Read the data and repeat all of it exactly.

Source data:
>> begin

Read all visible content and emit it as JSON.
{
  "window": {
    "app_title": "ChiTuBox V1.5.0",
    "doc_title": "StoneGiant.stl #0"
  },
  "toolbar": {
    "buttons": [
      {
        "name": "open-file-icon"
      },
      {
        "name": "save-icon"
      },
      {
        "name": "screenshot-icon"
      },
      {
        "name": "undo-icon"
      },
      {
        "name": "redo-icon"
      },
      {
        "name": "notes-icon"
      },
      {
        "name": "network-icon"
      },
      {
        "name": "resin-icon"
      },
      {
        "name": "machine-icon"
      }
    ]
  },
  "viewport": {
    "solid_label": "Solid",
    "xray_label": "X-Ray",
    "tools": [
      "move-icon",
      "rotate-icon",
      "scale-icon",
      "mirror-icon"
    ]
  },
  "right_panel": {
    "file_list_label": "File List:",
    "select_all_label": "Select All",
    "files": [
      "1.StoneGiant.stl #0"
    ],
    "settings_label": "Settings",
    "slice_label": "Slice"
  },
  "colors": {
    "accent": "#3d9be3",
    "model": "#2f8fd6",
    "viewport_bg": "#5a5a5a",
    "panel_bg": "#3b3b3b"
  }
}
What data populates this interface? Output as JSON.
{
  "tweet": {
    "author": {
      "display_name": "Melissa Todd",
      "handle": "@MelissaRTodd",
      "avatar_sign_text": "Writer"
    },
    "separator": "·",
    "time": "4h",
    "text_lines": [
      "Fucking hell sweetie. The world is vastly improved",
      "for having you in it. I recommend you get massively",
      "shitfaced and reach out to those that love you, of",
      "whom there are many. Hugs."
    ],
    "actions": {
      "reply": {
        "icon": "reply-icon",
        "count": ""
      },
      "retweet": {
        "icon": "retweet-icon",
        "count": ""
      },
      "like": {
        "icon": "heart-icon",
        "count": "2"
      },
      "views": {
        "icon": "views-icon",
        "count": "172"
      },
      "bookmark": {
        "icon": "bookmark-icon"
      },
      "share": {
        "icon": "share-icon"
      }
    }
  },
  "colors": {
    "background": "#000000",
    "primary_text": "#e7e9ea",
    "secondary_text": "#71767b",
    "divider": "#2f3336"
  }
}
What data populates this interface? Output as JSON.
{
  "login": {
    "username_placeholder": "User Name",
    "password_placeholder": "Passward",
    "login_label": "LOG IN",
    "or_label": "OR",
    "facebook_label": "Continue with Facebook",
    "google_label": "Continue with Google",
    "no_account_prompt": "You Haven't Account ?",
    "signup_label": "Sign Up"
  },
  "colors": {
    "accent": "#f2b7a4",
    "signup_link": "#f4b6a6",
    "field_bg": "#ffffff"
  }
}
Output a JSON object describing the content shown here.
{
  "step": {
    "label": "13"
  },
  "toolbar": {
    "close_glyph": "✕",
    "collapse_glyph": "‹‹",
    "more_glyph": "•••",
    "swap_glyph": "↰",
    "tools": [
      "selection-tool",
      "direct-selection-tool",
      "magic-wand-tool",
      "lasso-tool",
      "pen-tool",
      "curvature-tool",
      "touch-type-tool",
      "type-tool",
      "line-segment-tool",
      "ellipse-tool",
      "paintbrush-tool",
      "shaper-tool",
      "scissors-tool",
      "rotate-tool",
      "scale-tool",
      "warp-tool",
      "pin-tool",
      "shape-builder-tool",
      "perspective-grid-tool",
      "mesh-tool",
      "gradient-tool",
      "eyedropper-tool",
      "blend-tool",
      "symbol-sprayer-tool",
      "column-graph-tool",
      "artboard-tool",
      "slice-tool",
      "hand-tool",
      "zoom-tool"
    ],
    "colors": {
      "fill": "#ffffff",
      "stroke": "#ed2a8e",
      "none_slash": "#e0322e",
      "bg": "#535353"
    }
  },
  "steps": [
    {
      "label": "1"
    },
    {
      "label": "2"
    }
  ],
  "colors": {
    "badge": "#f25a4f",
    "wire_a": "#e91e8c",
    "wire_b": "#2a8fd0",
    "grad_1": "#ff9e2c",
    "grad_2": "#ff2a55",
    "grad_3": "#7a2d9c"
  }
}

>> end

**Solution to this task**
Read all visible content and emit it as JSON.
{
  "window": {
    "app_title": "ChiTuBox V1.5.0",
    "doc_title": "StoneGiant.stl #0"
  },
  "toolbar": {
    "buttons": [
      {
        "name": "open-file-icon"
      },
      {
        "name": "save-icon"
      },
      {
        "name": "screenshot-icon"
      },
      {
        "name": "undo-icon"
      },
      {
        "name": "redo-icon"
      },
      {
        "name": "notes-icon"
      },
      {
        "name": "network-icon"
      },
      {
        "name": "resin-icon"
      },
      {
        "name": "machine-icon"
      }
    ]
  },
  "viewport": {
    "solid_label": "Solid",
    "xray_label": "X-Ray",
    "tools": [
      "move-icon",
      "rotate-icon",
      "scale-icon",
      "mirror-icon"
    ]
  },
  "right_panel": {
    "file_list_label": "File List:",
    "select_all_label": "Select All",
    "files": [
      "1.StoneGiant.stl #0"
    ],
    "settings_label": "Settings",
    "slice_label": "Slice"
  },
  "colors": {
    "accent": "#3d9be3",
    "model": "#2f8fd6",
    "viewport_bg": "#5a5a5a",
    "panel_bg": "#3b3b3b"
  }
}
What data populates this interface? Output as JSON.
{
  "tweet": {
    "author": {
      "display_name": "Melissa Todd",
      "handle": "@MelissaRTodd",
      "avatar_sign_text": "Writer"
    },
    "separator": "·",
    "time": "4h",
    "text_lines": [
      "Fucking hell sweetie. The world is vastly improved",
      "for having you in it. I recommend you get massively",
      "shitfaced and reach out to those that love you, of",
      "whom there are many. Hugs."
    ],
    "actions": {
      "reply": {
        "icon": "reply-icon",
        "count": ""
      },
      "retweet": {
        "icon": "retweet-icon",
        "count": ""
      },
      "like": {
        "icon": "heart-icon",
        "count": "2"
      },
      "views": {
        "icon": "views-icon",
        "count": "172"
      },
      "bookmark": {
        "icon": "bookmark-icon"
      },
      "share": {
        "icon": "share-icon"
      }
    }
  },
  "colors": {
    "background": "#000000",
    "primary_text": "#e7e9ea",
    "secondary_text": "#71767b",
    "divider": "#2f3336"
  }
}
What data populates this interface? Output as JSON.
{
  "login": {
    "username_placeholder": "User Name",
    "password_placeholder": "Passward",
    "login_label": "LOG IN",
    "or_label": "OR",
    "facebook_label": "Continue with Facebook",
    "google_label": "Continue with Google",
    "no_account_prompt": "You Haven't Account ?",
    "signup_label": "Sign Up"
  },
  "colors": {
    "accent": "#f2b7a4",
    "signup_link": "#f4b6a6",
    "field_bg": "#ffffff"
  }
}
Output a JSON object describing the content shown here.
{
  "step": {
    "label": "13"
  },
  "toolbar": {
    "close_glyph": "✕",
    "collapse_glyph": "‹‹",
    "more_glyph": "•••",
    "swap_glyph": "↰",
    "tools": [
      "selection-tool",
      "direct-selection-tool",
      "magic-wand-tool",
      "lasso-tool",
      "pen-tool",
      "curvature-tool",
      "touch-type-tool",
      "type-tool",
      "line-segment-tool",
      "ellipse-tool",
      "paintbrush-tool",
      "shaper-tool",
      "scissors-tool",
      "rotate-tool",
      "scale-tool",
      "warp-tool",
      "pin-tool",
      "shape-builder-tool",
      "perspective-grid-tool",
      "mesh-tool",
      "gradient-tool",
      "eyedropper-tool",
      "blend-tool",
      "symbol-sprayer-tool",
      "column-graph-tool",
      "artboard-tool",
      "slice-tool",
      "hand-tool",
      "zoom-tool"
    ],
    "colors": {
      "fill": "#ffffff",
      "stroke": "#ed2a8e",
      "none_slash": "#e0322e",
      "bg": "#535353"
    }
  },
  "steps": [
    {
      "label": "1"
    },
    {
      "label": "2"
    }
  ],
  "colors": {
    "badge": "#f25a4f",
    "wire_a": "#e91e8c",
    "wire_b": "#2a8fd0",
    "grad_1": "#ff9e2c",
    "grad_2": "#ff2a55",
    "grad_3": "#7a2d9c"
  }
}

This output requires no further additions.